(Source data)
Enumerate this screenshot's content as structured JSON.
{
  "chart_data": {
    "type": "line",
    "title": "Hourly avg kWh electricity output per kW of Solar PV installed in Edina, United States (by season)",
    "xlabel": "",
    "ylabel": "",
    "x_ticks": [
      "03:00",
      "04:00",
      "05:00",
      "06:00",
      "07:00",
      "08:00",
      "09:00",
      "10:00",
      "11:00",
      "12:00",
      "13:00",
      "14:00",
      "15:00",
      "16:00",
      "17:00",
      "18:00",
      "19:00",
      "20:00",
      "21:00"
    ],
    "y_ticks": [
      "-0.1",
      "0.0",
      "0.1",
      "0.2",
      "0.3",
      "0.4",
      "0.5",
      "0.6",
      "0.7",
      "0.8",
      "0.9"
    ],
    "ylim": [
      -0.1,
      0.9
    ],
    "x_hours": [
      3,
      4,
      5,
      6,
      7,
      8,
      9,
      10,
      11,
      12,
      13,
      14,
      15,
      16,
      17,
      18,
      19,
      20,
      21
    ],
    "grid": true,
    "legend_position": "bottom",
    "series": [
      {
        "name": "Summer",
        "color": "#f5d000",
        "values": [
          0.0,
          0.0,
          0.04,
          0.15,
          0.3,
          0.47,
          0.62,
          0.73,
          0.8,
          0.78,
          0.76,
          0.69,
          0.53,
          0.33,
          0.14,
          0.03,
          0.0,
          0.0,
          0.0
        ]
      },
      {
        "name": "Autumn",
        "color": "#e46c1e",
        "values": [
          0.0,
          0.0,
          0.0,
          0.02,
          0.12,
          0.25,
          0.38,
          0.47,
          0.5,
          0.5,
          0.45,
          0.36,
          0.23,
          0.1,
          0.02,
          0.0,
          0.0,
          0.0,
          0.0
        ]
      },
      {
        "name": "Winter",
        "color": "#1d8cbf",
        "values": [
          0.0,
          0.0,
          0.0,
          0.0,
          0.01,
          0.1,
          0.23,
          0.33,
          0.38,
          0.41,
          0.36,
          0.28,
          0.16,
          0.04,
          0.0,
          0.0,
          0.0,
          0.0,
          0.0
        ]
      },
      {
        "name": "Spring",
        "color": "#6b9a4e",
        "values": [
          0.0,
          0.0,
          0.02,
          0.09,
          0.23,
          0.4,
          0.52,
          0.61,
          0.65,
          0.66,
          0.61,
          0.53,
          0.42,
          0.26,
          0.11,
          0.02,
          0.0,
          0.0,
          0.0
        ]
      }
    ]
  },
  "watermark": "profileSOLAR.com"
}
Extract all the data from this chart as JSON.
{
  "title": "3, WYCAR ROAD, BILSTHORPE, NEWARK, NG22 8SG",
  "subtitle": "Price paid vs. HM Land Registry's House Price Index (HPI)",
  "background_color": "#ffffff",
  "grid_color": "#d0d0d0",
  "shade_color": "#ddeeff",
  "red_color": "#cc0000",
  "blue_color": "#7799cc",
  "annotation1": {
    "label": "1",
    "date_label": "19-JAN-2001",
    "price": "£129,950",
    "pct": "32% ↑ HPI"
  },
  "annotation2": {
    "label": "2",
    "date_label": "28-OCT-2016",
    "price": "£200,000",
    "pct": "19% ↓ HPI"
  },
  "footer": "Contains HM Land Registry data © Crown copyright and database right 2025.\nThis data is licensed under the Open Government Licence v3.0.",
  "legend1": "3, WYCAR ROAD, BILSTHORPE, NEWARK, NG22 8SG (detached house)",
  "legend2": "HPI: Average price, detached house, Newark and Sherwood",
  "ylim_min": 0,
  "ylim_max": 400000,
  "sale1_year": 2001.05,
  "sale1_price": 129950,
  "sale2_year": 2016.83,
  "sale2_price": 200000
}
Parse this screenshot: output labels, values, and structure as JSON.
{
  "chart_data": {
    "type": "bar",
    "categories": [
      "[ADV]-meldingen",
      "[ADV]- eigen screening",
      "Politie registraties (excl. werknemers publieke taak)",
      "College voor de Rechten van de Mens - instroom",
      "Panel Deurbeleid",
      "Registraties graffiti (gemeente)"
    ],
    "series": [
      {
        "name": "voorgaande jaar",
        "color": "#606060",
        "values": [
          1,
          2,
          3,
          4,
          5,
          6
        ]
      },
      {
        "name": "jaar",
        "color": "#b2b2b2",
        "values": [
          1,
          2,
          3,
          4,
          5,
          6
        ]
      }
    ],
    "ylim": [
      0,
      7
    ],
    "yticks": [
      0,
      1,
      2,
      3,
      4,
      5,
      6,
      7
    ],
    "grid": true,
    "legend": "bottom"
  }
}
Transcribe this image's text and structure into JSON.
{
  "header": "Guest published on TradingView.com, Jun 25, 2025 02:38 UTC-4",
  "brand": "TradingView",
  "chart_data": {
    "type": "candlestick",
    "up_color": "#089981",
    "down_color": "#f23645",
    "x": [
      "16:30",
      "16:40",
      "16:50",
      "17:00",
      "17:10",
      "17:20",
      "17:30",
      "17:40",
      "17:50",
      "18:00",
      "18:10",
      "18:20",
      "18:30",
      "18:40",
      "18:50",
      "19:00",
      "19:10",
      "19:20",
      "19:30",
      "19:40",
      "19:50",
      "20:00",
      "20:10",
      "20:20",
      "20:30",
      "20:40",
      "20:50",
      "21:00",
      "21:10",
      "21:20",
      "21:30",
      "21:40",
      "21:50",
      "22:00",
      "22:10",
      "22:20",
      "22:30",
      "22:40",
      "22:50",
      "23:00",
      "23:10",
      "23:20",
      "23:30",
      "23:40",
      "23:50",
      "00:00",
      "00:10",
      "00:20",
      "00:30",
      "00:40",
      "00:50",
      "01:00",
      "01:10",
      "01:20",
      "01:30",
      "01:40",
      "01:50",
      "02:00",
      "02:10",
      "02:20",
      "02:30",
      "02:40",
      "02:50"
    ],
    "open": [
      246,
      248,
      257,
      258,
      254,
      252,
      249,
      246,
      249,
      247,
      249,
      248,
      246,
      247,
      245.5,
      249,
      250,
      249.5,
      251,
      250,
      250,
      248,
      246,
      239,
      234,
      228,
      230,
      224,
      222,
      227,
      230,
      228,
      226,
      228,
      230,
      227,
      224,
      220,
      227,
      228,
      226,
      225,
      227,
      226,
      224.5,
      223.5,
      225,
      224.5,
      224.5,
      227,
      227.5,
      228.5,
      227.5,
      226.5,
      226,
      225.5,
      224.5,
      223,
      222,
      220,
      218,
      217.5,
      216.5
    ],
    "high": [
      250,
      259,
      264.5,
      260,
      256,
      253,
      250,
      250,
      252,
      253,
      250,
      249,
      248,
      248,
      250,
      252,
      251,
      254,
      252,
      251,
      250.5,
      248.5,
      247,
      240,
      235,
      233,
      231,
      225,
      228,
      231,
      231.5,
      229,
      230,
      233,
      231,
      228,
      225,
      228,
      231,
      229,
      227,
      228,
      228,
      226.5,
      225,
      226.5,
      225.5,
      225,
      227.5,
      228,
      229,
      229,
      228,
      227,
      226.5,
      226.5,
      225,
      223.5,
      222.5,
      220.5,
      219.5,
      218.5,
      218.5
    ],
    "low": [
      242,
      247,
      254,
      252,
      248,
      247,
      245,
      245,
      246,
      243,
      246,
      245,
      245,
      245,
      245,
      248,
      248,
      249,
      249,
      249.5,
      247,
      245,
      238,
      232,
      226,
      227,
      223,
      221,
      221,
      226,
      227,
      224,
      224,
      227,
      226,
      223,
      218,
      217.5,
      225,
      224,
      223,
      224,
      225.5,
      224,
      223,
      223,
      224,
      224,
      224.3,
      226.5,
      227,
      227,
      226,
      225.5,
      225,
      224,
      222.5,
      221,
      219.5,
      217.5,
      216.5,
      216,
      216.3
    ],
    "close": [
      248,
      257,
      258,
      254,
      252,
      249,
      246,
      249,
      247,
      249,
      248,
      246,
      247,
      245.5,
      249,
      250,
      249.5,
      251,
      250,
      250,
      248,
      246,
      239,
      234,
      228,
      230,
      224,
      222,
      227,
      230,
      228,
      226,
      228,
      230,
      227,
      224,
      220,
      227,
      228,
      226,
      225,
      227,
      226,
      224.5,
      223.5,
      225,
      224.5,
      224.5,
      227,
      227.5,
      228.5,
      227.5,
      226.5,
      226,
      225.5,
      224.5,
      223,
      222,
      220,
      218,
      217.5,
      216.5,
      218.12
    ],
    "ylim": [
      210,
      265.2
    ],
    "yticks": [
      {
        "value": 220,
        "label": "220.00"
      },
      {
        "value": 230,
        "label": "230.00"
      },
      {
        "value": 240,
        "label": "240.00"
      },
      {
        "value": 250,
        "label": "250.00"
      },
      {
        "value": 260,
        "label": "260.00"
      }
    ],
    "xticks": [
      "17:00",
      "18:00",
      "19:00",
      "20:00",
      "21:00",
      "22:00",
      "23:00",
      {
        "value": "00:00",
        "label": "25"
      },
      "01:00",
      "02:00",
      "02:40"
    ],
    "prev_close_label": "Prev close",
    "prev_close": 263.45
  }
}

### Exercise details
Using the records above, select and copy every line that has the word "TradingView".

### Full solution
  "header": "Guest published on TradingView.com, Jun 25, 2025 02:38 UTC-4",
  "brand": "TradingView",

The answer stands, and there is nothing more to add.